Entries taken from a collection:
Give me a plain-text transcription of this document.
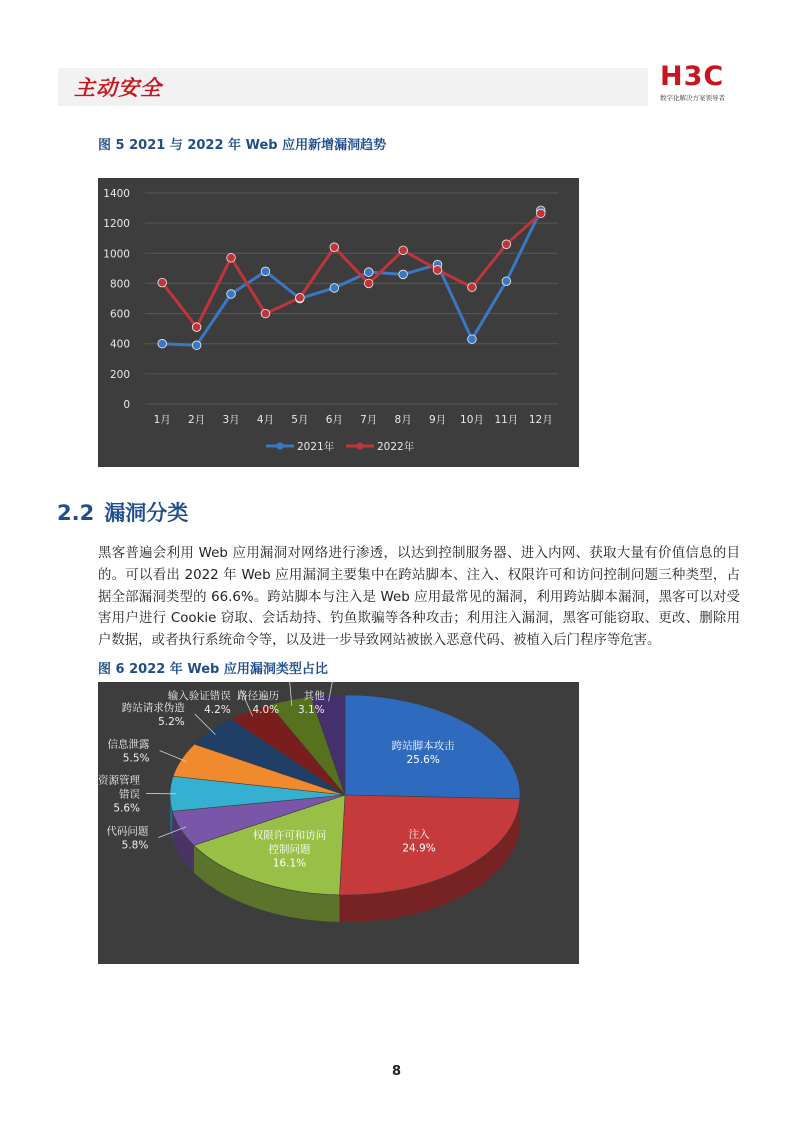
主动安全	H3C
数字化解决方案领导者
图 5 2021 与 2022 年 Web 应用新增漏洞趋势
0
200
400
600
800
1000
1200
1400
1月 2月 3月 4月 5月 6月 7月 8月 9月 10月 11月 12月
2021年	2022年
2.2 漏洞分类
黑客普遍会利用 Web 应用漏洞对网络进行渗透，以达到控制服务器、进入内网、获取大量有价值信息的目的。可以看出 2022 年 Web 应用漏洞主要集中在跨站脚本、注入、权限许可和访问控制问题三种类型，占据全部漏洞类型的 66.6%。跨站脚本与注入是 Web 应用最常见的漏洞，利用跨站脚本漏洞，黑客可以对受害用户进行 Cookie 窃取、会话劫持、钓鱼欺骗等各种攻击；利用注入漏洞，黑客可能窃取、更改、删除用户数据，或者执行系统命令等，以及进一步导致网站被嵌入恶意代码、被植入后门程序等危害。
图 6 2022 年 Web 应用漏洞类型占比
跨站脚本攻击
25.6%
注入
24.9%
权限许可和访问
控制问题
16.1%
代码问题
5.8%
资源管理
错误
5.6%
信息泄露
5.5%
跨站请求伪造
5.2%
输入验证错误
4.2%
路径遍历
4.0%
其他
3.1%
8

*WHAT TO PRODUCE*.
Pictures appear in the records above. Output everything except them, exactly.

*COMPLETE OUTPUT*.
Give me a plain-text transcription of this document.
主动安全	H3C
数字化解决方案领导者
图 5 2021 与 2022 年 Web 应用新增漏洞趋势
0
200
400
600
800
1000
1200
1400
1月 2月 3月 4月 5月 6月 7月 8月 9月 10月 11月 12月
2021年	2022年
2.2 漏洞分类
黑客普遍会利用 Web 应用漏洞对网络进行渗透，以达到控制服务器、进入内网、获取大量有价值信息的目的。可以看出 2022 年 Web 应用漏洞主要集中在跨站脚本、注入、权限许可和访问控制问题三种类型，占据全部漏洞类型的 66.6%。跨站脚本与注入是 Web 应用最常见的漏洞，利用跨站脚本漏洞，黑客可以对受害用户进行 Cookie 窃取、会话劫持、钓鱼欺骗等各种攻击；利用注入漏洞，黑客可能窃取、更改、删除用户数据，或者执行系统命令等，以及进一步导致网站被嵌入恶意代码、被植入后门程序等危害。
图 6 2022 年 Web 应用漏洞类型占比
跨站脚本攻击
25.6%
注入
24.9%
权限许可和访问
控制问题
16.1%
代码问题
5.8%
资源管理
错误
5.6%
信息泄露
5.5%
跨站请求伪造
5.2%
输入验证错误
4.2%
路径遍历
4.0%
其他
3.1%
8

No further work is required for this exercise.